_Given problem:_ In the entries that follow, find the word "usuários" and report each line it is on.

[START OF Task material]

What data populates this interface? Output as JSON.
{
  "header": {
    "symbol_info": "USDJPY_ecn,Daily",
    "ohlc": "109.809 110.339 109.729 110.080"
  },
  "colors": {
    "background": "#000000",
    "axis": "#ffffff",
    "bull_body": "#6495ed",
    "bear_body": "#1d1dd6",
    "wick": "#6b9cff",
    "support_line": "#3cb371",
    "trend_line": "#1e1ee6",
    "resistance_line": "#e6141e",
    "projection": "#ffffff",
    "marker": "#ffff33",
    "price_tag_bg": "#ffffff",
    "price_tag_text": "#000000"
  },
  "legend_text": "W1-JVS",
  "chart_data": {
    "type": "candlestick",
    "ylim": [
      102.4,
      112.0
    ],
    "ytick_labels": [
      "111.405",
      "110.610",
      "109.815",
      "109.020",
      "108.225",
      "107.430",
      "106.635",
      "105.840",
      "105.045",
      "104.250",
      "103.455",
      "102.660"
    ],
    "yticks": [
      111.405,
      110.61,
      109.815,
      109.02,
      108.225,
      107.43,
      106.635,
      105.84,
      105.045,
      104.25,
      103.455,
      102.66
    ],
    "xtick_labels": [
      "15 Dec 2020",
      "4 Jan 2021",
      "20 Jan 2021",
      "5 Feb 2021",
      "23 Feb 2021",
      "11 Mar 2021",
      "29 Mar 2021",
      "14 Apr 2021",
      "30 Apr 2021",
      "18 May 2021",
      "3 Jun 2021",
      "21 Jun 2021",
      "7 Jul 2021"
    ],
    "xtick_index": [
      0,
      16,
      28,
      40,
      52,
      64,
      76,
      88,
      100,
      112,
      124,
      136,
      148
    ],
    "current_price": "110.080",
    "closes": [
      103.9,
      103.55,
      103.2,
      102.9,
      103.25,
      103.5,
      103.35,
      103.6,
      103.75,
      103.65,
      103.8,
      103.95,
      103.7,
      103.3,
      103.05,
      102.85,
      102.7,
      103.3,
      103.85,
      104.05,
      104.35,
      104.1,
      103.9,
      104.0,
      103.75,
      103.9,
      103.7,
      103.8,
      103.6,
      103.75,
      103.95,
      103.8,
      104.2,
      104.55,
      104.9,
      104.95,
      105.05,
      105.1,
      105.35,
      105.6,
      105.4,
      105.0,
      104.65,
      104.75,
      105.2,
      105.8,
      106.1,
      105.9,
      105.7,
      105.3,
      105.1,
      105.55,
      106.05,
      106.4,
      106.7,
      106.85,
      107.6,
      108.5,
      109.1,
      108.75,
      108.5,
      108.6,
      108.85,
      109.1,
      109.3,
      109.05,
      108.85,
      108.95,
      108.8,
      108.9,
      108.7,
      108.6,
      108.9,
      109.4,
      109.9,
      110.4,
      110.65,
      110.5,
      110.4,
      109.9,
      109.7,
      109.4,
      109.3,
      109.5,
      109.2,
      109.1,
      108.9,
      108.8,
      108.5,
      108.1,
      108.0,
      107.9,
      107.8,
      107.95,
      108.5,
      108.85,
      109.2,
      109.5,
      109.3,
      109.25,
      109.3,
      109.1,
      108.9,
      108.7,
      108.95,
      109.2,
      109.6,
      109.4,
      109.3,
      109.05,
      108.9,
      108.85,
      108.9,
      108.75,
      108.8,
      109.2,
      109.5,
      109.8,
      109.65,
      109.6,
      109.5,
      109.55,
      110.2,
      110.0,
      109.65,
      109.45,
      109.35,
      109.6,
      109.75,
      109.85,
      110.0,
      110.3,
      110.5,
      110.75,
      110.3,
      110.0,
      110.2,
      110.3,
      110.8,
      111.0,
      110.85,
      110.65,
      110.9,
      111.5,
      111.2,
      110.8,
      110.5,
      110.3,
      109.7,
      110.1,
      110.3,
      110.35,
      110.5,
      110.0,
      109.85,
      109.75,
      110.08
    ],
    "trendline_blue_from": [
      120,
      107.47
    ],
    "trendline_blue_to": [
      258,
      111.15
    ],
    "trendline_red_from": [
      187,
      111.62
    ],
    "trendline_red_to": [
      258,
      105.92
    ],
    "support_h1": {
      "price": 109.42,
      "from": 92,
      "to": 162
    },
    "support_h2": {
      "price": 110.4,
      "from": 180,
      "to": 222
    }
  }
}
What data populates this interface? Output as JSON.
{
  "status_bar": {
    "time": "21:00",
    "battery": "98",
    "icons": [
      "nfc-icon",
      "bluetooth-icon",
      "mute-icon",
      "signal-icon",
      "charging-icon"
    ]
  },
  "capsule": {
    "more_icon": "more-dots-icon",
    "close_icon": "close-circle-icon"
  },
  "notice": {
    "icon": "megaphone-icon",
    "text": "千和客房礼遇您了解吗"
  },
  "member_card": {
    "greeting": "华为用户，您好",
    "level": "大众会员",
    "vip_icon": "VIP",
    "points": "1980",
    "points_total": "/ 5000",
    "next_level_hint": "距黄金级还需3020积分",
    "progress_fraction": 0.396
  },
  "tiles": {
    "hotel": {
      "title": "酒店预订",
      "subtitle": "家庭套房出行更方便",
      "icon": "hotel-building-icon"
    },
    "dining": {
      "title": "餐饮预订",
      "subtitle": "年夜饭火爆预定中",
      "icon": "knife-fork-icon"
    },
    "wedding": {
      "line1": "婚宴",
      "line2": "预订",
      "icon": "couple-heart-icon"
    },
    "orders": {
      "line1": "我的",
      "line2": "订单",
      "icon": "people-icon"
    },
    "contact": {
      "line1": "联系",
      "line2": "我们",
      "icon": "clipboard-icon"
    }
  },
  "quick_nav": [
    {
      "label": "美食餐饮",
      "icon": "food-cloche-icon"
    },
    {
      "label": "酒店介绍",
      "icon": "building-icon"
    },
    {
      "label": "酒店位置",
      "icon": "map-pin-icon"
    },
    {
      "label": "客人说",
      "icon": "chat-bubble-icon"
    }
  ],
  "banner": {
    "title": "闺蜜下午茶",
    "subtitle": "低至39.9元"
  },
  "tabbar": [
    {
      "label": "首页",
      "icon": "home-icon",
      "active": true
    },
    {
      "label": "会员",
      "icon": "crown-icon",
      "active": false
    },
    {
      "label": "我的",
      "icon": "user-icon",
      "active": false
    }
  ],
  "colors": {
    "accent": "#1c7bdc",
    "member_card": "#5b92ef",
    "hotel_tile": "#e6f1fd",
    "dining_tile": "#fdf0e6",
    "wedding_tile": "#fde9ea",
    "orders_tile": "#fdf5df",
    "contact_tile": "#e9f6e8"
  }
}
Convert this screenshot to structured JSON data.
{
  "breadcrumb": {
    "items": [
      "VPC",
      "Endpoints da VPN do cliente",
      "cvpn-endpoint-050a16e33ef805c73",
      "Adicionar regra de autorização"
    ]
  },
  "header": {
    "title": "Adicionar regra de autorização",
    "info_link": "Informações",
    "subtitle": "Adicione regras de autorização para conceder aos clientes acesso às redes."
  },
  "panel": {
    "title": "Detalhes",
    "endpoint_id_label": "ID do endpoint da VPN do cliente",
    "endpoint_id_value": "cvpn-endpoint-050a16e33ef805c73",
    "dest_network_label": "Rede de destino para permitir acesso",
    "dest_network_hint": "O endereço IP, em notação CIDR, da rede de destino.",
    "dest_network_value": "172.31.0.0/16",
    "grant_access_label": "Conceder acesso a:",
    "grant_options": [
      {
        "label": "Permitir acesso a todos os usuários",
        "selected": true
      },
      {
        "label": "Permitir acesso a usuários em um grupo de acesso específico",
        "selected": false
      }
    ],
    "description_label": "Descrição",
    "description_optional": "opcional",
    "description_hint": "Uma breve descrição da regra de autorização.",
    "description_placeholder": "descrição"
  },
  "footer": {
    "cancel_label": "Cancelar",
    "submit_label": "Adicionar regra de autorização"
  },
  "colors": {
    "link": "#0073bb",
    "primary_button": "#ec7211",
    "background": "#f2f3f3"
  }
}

[END OF Task material]

_Exercise solution:_
        "label": "Permitir acesso a todos os usuários",
        "label": "Permitir acesso a usuários em um grupo de acesso específico",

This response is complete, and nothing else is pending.